* [DATA SHOWN]:

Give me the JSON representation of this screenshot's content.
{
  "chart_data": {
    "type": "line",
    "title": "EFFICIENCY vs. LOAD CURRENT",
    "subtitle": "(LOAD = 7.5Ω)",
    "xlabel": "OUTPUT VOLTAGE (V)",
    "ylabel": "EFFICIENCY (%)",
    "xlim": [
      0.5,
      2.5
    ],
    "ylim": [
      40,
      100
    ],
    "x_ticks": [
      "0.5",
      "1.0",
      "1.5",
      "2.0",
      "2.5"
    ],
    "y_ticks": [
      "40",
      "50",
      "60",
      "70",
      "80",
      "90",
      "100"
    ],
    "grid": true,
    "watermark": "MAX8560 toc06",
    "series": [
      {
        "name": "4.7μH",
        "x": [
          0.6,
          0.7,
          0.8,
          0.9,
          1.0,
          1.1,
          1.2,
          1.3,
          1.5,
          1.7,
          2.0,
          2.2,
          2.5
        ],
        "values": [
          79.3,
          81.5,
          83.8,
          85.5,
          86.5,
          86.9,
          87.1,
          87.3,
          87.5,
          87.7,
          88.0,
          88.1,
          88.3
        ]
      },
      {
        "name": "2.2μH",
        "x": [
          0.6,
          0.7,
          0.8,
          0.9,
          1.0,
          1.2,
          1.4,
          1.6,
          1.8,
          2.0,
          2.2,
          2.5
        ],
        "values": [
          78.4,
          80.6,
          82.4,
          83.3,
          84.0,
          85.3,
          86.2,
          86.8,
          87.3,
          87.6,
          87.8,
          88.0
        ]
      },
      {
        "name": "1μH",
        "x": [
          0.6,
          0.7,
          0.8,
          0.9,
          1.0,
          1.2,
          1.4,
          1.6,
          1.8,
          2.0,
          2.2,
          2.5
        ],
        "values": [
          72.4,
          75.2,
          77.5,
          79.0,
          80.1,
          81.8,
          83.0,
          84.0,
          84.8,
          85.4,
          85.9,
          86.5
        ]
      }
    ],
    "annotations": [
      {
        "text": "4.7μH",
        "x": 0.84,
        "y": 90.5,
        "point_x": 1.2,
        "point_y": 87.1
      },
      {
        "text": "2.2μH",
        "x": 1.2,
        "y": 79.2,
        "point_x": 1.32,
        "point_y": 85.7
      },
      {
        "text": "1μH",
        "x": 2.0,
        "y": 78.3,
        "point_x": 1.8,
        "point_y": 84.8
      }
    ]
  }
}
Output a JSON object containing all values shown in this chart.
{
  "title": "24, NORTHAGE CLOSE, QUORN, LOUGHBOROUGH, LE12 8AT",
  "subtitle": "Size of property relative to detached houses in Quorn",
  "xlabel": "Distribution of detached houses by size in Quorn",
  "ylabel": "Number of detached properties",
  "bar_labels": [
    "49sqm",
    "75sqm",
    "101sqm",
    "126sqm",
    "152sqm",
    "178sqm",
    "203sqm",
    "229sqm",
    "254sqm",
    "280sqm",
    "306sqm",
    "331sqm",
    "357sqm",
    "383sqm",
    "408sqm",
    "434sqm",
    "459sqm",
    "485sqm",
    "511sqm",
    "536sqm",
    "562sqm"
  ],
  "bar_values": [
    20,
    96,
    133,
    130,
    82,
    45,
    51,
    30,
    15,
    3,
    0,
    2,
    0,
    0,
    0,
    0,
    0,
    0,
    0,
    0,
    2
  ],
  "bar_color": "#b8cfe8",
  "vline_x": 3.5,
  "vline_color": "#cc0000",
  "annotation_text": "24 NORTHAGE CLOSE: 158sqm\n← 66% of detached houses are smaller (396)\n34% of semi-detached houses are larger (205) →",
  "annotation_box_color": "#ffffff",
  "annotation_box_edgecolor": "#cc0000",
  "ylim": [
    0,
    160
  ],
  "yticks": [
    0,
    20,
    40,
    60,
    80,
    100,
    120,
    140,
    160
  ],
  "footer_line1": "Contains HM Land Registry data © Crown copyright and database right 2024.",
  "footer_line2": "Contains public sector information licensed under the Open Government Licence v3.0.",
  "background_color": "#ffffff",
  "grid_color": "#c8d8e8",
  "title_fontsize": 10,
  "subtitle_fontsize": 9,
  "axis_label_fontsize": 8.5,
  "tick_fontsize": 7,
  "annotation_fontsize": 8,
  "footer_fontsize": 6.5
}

* * *

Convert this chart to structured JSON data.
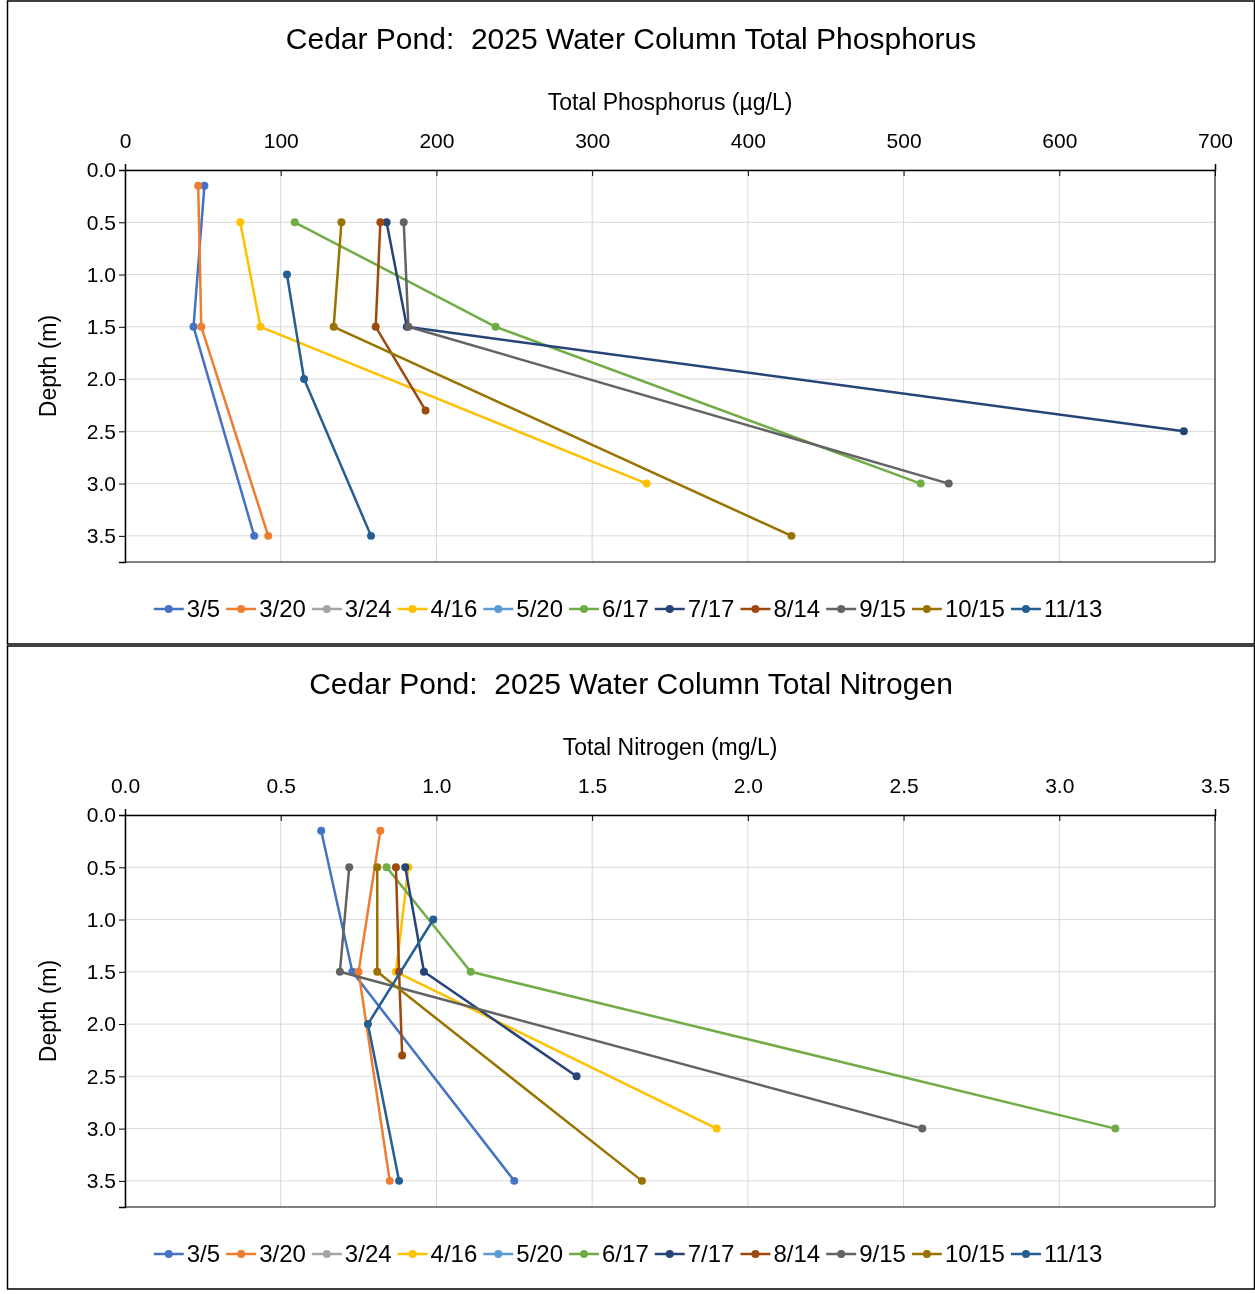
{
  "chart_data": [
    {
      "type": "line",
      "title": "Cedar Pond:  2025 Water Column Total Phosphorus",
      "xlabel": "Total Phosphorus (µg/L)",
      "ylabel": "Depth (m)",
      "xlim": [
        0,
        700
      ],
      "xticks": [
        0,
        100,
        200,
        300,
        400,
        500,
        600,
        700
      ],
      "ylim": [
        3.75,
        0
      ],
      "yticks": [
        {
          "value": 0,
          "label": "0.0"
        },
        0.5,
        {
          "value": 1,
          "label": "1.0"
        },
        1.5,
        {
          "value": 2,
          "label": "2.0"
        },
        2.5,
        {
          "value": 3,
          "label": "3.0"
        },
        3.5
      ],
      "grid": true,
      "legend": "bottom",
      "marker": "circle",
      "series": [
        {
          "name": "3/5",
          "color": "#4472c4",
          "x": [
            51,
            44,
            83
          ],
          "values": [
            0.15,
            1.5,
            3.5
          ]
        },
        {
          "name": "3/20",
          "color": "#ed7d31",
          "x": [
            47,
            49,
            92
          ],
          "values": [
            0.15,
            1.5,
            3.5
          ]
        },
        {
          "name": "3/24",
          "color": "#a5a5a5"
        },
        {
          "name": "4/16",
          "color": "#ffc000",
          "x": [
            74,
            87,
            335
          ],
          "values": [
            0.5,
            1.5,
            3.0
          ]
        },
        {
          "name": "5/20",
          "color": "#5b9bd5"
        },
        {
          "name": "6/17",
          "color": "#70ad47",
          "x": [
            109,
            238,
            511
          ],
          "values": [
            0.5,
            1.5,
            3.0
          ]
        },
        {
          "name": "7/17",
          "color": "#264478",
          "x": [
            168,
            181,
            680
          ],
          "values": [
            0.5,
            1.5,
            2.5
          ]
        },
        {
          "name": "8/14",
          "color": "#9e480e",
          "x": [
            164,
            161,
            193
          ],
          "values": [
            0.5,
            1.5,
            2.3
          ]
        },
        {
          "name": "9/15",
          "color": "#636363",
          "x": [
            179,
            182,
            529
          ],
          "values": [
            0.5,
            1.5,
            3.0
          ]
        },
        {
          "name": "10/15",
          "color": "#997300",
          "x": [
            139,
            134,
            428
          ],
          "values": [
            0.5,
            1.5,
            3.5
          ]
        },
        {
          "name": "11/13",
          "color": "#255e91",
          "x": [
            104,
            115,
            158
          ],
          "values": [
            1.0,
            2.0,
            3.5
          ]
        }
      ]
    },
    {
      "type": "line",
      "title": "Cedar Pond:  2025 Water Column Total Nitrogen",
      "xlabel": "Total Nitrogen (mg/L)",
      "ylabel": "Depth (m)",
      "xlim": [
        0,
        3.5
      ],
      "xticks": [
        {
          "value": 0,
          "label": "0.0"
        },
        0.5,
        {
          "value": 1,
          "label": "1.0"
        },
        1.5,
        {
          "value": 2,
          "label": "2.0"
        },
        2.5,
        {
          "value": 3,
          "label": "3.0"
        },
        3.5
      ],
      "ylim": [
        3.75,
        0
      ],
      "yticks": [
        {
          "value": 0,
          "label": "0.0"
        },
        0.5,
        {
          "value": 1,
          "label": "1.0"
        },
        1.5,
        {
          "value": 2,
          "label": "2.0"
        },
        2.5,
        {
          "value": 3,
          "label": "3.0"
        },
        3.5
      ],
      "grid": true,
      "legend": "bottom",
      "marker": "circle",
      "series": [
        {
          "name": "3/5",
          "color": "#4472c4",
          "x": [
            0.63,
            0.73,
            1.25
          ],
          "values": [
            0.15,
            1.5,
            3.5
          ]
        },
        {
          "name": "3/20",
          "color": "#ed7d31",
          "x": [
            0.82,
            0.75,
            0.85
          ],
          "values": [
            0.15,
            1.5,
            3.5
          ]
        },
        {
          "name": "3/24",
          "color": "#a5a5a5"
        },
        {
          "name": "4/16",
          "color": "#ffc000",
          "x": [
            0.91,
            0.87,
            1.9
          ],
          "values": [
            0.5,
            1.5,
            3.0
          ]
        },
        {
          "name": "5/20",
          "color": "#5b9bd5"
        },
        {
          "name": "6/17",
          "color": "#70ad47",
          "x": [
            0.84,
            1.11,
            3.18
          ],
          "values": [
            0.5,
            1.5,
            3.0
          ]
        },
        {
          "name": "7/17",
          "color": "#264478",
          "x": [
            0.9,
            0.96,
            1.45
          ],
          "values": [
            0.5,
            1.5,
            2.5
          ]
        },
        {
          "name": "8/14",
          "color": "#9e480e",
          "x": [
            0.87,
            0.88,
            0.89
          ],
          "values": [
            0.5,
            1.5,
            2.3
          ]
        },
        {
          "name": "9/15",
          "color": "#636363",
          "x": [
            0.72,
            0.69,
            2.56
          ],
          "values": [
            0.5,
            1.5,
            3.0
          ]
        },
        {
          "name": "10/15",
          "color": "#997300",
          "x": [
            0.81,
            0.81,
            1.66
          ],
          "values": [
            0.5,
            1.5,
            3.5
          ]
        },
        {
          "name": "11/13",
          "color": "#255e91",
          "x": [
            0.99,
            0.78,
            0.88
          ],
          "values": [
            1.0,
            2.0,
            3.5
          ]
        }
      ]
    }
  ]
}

...

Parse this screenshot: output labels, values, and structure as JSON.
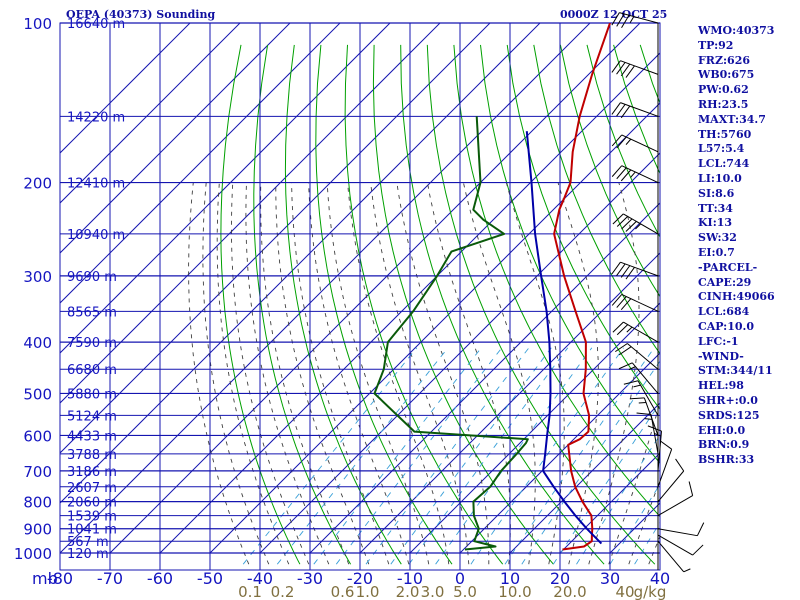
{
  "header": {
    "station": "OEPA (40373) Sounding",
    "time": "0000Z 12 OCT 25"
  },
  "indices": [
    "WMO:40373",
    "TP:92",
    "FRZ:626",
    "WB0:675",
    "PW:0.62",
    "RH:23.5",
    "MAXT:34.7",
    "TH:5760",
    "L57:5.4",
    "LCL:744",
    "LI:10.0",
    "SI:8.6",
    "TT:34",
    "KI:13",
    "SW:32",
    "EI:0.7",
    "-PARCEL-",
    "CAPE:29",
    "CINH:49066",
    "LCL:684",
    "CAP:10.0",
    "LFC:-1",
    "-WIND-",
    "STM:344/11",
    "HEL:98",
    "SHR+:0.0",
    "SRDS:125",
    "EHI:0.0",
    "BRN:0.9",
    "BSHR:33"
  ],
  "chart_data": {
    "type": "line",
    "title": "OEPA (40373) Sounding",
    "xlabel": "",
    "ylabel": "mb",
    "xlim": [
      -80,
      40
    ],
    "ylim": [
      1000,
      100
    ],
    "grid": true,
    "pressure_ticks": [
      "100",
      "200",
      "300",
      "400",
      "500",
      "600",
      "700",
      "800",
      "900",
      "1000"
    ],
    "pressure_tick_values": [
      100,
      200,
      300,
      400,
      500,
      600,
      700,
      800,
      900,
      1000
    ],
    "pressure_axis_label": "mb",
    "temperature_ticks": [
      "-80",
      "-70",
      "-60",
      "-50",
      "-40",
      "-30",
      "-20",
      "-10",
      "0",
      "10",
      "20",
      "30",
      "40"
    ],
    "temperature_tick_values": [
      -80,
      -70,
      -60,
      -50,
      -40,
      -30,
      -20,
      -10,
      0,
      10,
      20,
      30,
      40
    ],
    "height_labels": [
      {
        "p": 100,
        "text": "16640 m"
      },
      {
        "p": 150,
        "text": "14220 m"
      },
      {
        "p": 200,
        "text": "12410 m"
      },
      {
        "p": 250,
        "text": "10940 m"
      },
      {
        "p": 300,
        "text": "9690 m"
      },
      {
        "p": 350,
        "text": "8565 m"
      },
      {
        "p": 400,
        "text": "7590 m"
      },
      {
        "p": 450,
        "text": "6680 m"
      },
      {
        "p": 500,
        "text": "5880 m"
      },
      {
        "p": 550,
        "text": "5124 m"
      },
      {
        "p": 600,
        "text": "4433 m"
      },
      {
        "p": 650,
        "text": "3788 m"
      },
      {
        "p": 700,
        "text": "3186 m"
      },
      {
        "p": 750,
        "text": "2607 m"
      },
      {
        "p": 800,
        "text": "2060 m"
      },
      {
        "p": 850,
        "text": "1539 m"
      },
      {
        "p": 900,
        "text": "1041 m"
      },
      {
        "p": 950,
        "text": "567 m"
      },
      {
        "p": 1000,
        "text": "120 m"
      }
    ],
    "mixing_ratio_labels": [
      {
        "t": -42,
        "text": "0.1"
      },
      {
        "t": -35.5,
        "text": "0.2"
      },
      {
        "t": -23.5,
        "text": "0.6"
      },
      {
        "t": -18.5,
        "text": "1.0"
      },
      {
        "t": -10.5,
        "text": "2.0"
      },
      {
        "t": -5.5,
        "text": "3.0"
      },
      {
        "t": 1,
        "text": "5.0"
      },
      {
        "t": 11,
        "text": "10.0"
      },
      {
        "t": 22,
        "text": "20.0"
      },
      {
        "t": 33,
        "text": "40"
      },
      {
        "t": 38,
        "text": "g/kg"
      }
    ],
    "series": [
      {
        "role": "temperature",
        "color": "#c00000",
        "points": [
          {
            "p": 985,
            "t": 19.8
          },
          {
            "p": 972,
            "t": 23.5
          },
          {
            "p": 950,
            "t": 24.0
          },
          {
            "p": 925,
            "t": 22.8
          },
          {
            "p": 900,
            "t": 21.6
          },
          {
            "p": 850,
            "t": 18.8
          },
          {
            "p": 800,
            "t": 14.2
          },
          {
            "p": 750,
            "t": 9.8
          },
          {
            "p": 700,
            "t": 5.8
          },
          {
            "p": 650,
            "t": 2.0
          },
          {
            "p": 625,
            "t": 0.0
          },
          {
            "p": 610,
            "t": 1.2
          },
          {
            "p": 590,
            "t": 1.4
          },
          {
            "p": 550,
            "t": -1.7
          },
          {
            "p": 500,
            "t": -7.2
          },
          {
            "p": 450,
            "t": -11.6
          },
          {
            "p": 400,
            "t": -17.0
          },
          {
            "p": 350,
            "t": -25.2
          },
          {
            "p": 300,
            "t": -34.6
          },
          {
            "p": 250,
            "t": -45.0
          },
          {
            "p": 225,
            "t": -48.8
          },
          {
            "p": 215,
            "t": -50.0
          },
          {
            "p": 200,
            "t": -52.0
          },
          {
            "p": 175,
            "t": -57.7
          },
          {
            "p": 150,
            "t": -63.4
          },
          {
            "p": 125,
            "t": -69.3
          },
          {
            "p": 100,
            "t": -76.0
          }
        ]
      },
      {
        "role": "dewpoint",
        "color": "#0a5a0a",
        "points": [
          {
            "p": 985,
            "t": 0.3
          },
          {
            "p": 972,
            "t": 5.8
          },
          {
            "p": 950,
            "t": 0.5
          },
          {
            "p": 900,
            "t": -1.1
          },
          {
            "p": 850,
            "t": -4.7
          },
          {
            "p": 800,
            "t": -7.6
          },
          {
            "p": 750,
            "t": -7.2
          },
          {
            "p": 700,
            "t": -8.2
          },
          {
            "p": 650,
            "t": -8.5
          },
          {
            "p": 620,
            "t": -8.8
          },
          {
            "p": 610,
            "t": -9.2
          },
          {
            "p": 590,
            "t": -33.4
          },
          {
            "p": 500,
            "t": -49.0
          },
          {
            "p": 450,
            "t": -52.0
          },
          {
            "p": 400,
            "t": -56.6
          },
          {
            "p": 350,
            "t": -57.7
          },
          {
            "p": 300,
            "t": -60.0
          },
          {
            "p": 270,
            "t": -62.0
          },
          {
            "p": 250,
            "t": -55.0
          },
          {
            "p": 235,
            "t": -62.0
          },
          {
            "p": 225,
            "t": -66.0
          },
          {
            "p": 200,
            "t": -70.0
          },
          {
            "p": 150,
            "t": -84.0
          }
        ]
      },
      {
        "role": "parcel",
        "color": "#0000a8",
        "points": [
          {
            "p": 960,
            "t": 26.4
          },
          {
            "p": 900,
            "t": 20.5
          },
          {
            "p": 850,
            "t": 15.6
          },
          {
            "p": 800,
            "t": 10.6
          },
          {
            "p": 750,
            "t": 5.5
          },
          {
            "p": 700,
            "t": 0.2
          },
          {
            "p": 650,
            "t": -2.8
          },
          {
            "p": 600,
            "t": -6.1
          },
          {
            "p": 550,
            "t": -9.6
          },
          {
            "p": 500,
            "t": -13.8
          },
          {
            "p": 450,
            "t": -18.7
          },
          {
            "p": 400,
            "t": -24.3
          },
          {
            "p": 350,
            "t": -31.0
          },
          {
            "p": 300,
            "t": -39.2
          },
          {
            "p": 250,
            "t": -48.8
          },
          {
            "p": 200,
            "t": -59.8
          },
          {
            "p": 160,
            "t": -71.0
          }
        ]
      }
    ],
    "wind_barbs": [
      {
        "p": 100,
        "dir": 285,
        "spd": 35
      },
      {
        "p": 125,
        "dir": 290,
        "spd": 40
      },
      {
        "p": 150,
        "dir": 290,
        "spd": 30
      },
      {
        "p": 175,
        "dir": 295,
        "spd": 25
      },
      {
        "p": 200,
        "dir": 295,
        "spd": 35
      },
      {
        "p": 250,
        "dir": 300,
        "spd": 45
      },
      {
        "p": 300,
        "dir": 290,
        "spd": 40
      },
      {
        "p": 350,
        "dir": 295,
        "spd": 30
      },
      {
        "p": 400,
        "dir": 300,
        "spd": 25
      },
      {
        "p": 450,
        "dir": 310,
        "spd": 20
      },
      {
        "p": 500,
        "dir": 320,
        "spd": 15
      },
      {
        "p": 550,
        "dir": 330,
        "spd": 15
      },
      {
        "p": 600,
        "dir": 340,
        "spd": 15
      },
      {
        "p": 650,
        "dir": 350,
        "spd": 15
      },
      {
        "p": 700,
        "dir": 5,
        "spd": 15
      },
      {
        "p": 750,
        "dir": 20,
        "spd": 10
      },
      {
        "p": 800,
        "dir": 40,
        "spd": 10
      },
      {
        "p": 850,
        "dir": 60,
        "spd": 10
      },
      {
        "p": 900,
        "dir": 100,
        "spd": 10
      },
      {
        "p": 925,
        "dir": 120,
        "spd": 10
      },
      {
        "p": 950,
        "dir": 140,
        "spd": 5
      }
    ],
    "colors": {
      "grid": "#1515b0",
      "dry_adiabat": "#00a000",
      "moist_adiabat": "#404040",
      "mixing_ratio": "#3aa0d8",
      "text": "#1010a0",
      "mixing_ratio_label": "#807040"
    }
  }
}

* [EXERCISE DETAILS]:
Search the records above for "this". Copy each line where it is found.

* [WRITTEN RESPONSE]:
Give me the JSON representation of this screenshot's content.
Output a JSON object containing all values shown in this chart.
Convert this chart to structured JSON data.
Parse this screenshot: output labels, values, and structure as JSON.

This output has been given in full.